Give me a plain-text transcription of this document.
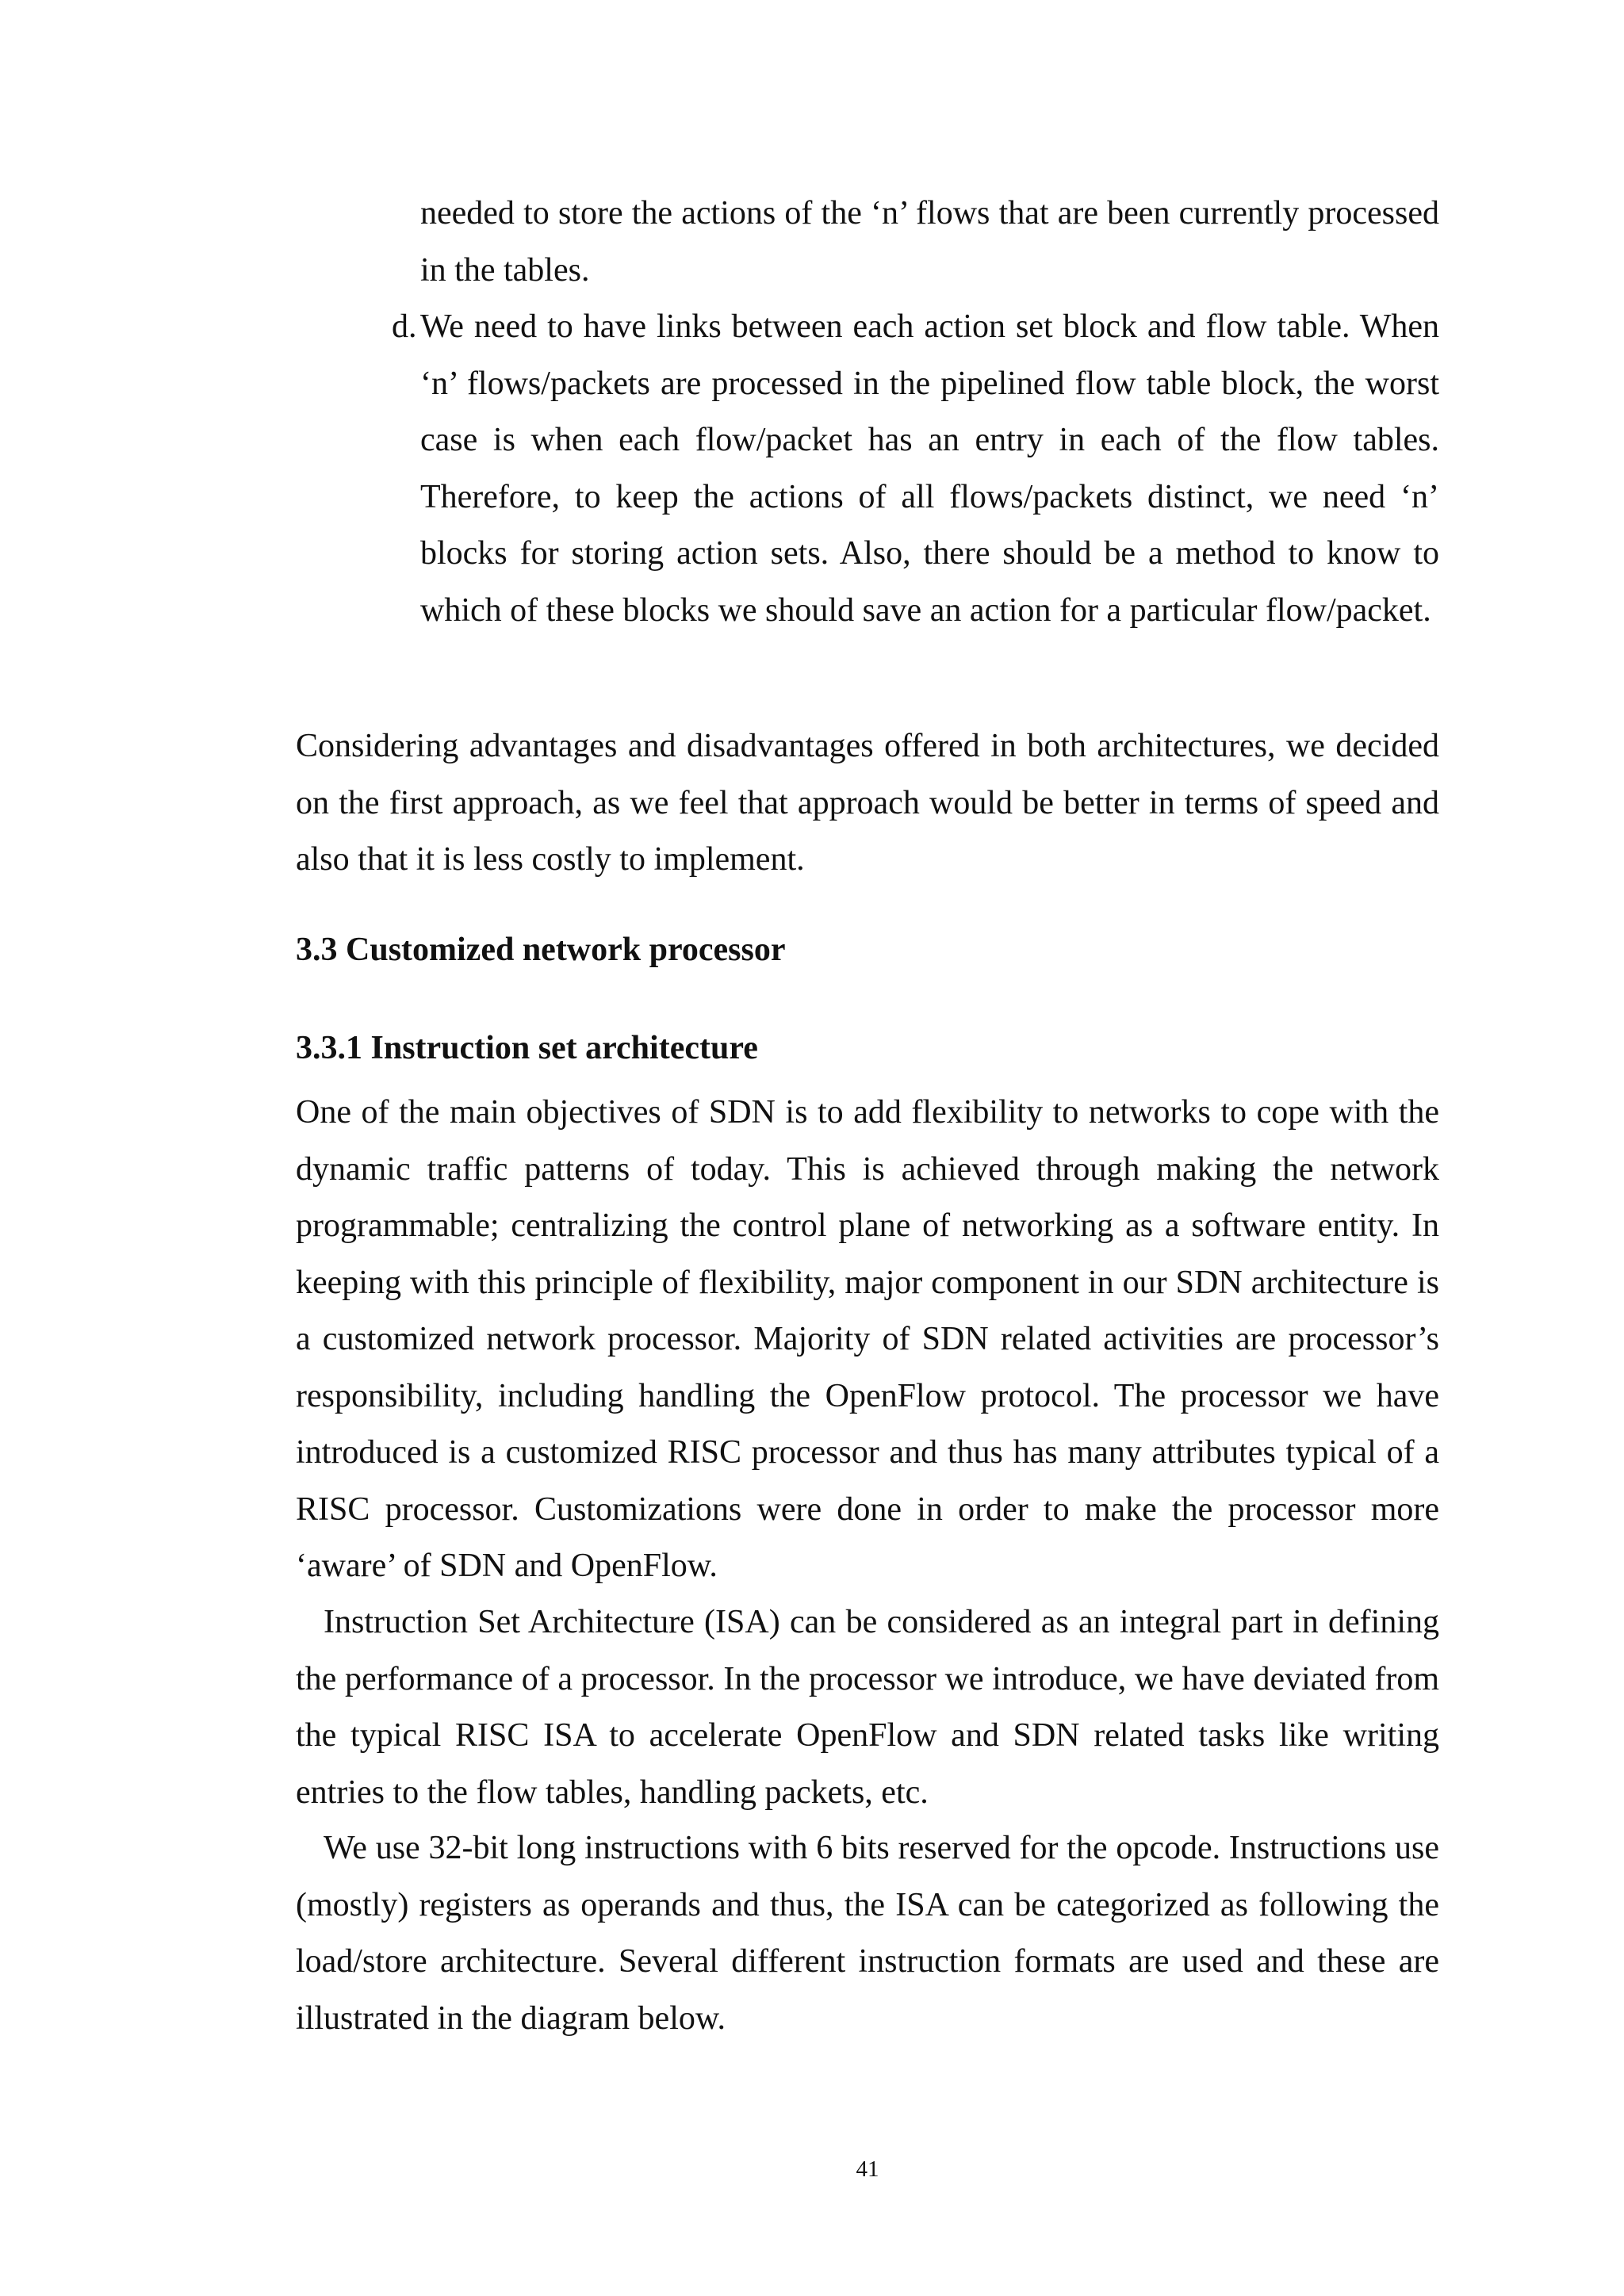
needed to store the actions of the ‘n’ flows that are been currently processed in the tables.
d. We need to have links between each action set block and flow table. When ‘n’ flows/packets are processed in the pipelined flow table block, the worst case is when each flow/packet has an entry in each of the flow tables. Therefore, to keep the actions of all flows/packets distinct, we need ‘n’ blocks for storing action sets. Also, there should be a method to know to which of these blocks we should save an action for a particular flow/packet.

Considering advantages and disadvantages offered in both architectures, we decided on the first approach, as we feel that approach would be better in terms of speed and also that it is less costly to implement.

3.3 Customized network processor
3.3.1 Instruction set architecture

One of the main objectives of SDN is to add flexibility to networks to cope with the dynamic traffic patterns of today. This is achieved through making the network programmable; centralizing the control plane of networking as a software entity. In keeping with this principle of flexibility, major component in our SDN architecture is a customized network processor. Majority of SDN related activities are processor’s responsibility, including handling the OpenFlow protocol. The processor we have introduced is a customized RISC processor and thus has many attributes typical of a RISC processor. Customizations were done in order to make the processor more ‘aware’ of SDN and OpenFlow.

Instruction Set Architecture (ISA) can be considered as an integral part in defining the performance of a processor. In the processor we introduce, we have deviated from the typical RISC ISA to accelerate OpenFlow and SDN related tasks like writing entries to the flow tables, handling packets, etc.

We use 32-bit long instructions with 6 bits reserved for the opcode. Instructions use (mostly) registers as operands and thus, the ISA can be categorized as following the load/store architecture. Several different instruction formats are used and these are illustrated in the diagram below.

41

----------

## GIVEN TASK
Gather every line from the listing above in which "that" appears, and copy those lines.

## WRITTEN SOLUTION
needed to store the actions of the ‘n’ flows that are been currently processed in the tables.
Considering advantages and disadvantages offered in both architectures, we decided on the first approach, as we feel that approach would be better in terms of speed and also that it is less costly to implement.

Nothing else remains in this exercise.